[Data entries]
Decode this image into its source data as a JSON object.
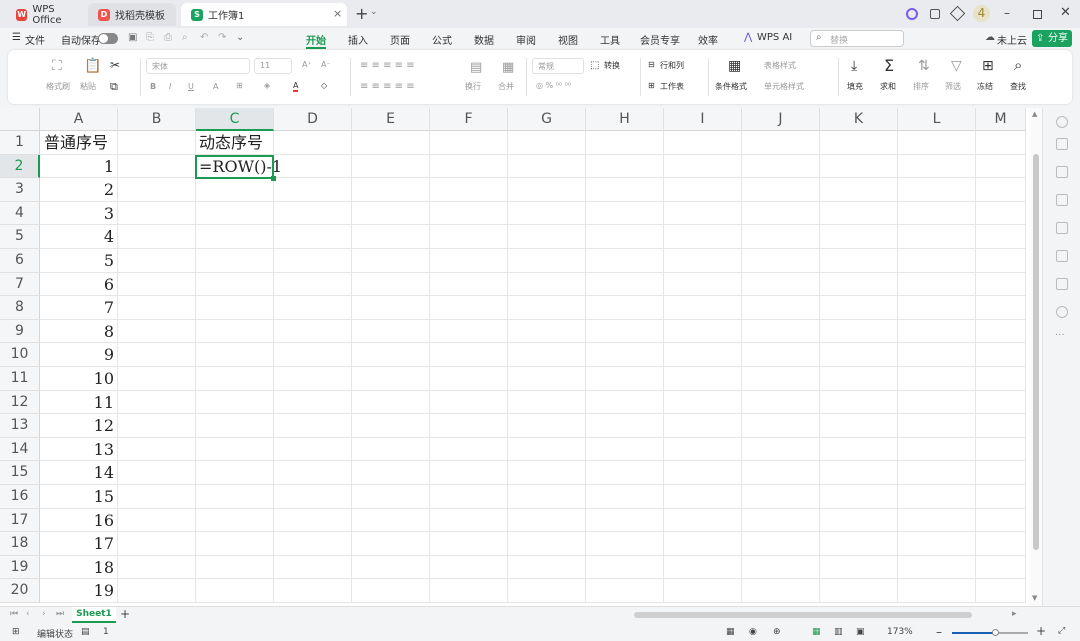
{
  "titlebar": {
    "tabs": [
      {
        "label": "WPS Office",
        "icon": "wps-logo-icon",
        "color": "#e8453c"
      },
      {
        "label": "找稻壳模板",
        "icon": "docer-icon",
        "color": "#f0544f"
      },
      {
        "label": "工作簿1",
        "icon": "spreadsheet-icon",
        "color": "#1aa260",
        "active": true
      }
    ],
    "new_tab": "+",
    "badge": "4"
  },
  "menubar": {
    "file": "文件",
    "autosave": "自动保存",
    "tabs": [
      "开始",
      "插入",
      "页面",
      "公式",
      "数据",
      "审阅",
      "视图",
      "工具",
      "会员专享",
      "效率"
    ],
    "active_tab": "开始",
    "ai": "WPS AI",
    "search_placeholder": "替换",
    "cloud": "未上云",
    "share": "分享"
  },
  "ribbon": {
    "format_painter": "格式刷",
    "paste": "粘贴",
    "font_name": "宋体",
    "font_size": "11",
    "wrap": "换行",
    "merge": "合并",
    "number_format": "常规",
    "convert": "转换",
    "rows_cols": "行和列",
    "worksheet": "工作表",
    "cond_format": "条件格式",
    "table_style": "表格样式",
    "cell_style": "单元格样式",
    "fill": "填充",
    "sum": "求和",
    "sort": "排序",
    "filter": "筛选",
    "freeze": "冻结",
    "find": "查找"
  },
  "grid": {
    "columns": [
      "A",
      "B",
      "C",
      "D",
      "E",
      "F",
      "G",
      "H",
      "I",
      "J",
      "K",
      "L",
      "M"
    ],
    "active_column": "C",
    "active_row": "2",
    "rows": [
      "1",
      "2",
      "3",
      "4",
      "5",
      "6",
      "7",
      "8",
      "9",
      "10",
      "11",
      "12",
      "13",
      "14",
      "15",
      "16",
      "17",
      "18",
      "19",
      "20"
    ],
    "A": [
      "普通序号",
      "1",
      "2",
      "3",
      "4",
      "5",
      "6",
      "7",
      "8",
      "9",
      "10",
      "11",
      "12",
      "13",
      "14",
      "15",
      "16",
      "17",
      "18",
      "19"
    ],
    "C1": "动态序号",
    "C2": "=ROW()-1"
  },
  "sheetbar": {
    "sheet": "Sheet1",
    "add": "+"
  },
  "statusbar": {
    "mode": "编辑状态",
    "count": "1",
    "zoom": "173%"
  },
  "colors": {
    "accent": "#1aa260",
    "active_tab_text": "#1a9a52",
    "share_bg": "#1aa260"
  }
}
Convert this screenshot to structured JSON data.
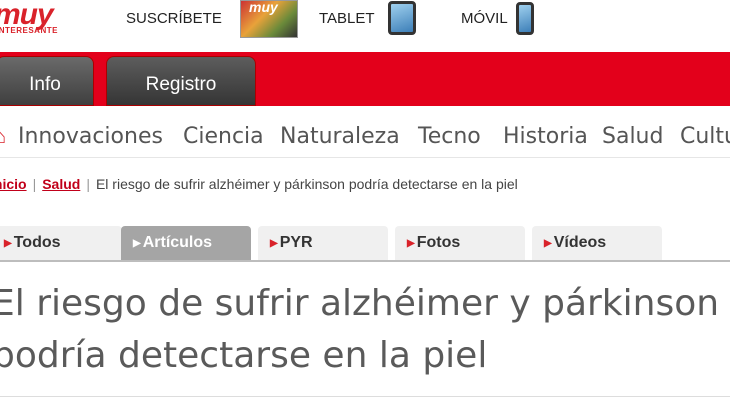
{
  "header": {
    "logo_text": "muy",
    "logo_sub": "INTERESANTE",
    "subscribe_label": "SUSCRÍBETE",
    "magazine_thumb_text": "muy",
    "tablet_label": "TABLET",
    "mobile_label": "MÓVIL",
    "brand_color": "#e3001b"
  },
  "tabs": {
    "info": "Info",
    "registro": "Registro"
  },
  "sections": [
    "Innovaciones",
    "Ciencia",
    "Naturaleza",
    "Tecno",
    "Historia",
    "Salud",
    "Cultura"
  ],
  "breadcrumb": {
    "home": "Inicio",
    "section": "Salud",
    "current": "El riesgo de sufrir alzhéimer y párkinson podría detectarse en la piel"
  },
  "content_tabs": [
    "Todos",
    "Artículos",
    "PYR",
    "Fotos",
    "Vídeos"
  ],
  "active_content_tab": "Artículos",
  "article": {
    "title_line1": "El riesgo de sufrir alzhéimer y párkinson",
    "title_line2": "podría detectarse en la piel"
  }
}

» **TASK GOAL**
Without the pictures, return the entries exactly as they appear.

» **WRITTEN RESPONSE**
Decode this image into its source data as a JSON object.
{
  "titlebar": {
    "tabs": [
      {
        "label": "WPS Office",
        "icon": "wps-logo-icon",
        "color": "#e8453c"
      },
      {
        "label": "找稻壳模板",
        "icon": "docer-icon",
        "color": "#f0544f"
      },
      {
        "label": "工作簿1",
        "icon": "spreadsheet-icon",
        "color": "#1aa260",
        "active": true
      }
    ],
    "new_tab": "+",
    "badge": "4"
  },
  "menubar": {
    "file": "文件",
    "autosave": "自动保存",
    "tabs": [
      "开始",
      "插入",
      "页面",
      "公式",
      "数据",
      "审阅",
      "视图",
      "工具",
      "会员专享",
      "效率"
    ],
    "active_tab": "开始",
    "ai": "WPS AI",
    "search_placeholder": "替换",
    "cloud": "未上云",
    "share": "分享"
  },
  "ribbon": {
    "format_painter": "格式刷",
    "paste": "粘贴",
    "font_name": "宋体",
    "font_size": "11",
    "wrap": "换行",
    "merge": "合并",
    "number_format": "常规",
    "convert": "转换",
    "rows_cols": "行和列",
    "worksheet": "工作表",
    "cond_format": "条件格式",
    "table_style": "表格样式",
    "cell_style": "单元格样式",
    "fill": "填充",
    "sum": "求和",
    "sort": "排序",
    "filter": "筛选",
    "freeze": "冻结",
    "find": "查找"
  },
  "grid": {
    "columns": [
      "A",
      "B",
      "C",
      "D",
      "E",
      "F",
      "G",
      "H",
      "I",
      "J",
      "K",
      "L",
      "M"
    ],
    "active_column": "C",
    "active_row": "2",
    "rows": [
      "1",
      "2",
      "3",
      "4",
      "5",
      "6",
      "7",
      "8",
      "9",
      "10",
      "11",
      "12",
      "13",
      "14",
      "15",
      "16",
      "17",
      "18",
      "19",
      "20"
    ],
    "A": [
      "普通序号",
      "1",
      "2",
      "3",
      "4",
      "5",
      "6",
      "7",
      "8",
      "9",
      "10",
      "11",
      "12",
      "13",
      "14",
      "15",
      "16",
      "17",
      "18",
      "19"
    ],
    "C1": "动态序号",
    "C2": "=ROW()-1"
  },
  "sheetbar": {
    "sheet": "Sheet1",
    "add": "+"
  },
  "statusbar": {
    "mode": "编辑状态",
    "count": "1",
    "zoom": "173%"
  },
  "colors": {
    "accent": "#1aa260",
    "active_tab_text": "#1a9a52",
    "share_bg": "#1aa260"
  }
}
Convert this screenshot to structured JSON data.
{
  "header": {
    "logo_text": "muy",
    "logo_sub": "INTERESANTE",
    "subscribe_label": "SUSCRÍBETE",
    "magazine_thumb_text": "muy",
    "tablet_label": "TABLET",
    "mobile_label": "MÓVIL",
    "brand_color": "#e3001b"
  },
  "tabs": {
    "info": "Info",
    "registro": "Registro"
  },
  "sections": [
    "Innovaciones",
    "Ciencia",
    "Naturaleza",
    "Tecno",
    "Historia",
    "Salud",
    "Cultura"
  ],
  "breadcrumb": {
    "home": "Inicio",
    "section": "Salud",
    "current": "El riesgo de sufrir alzhéimer y párkinson podría detectarse en la piel"
  },
  "content_tabs": [
    "Todos",
    "Artículos",
    "PYR",
    "Fotos",
    "Vídeos"
  ],
  "active_content_tab": "Artículos",
  "article": {
    "title_line1": "El riesgo de sufrir alzhéimer y párkinson",
    "title_line2": "podría detectarse en la piel"
  }
}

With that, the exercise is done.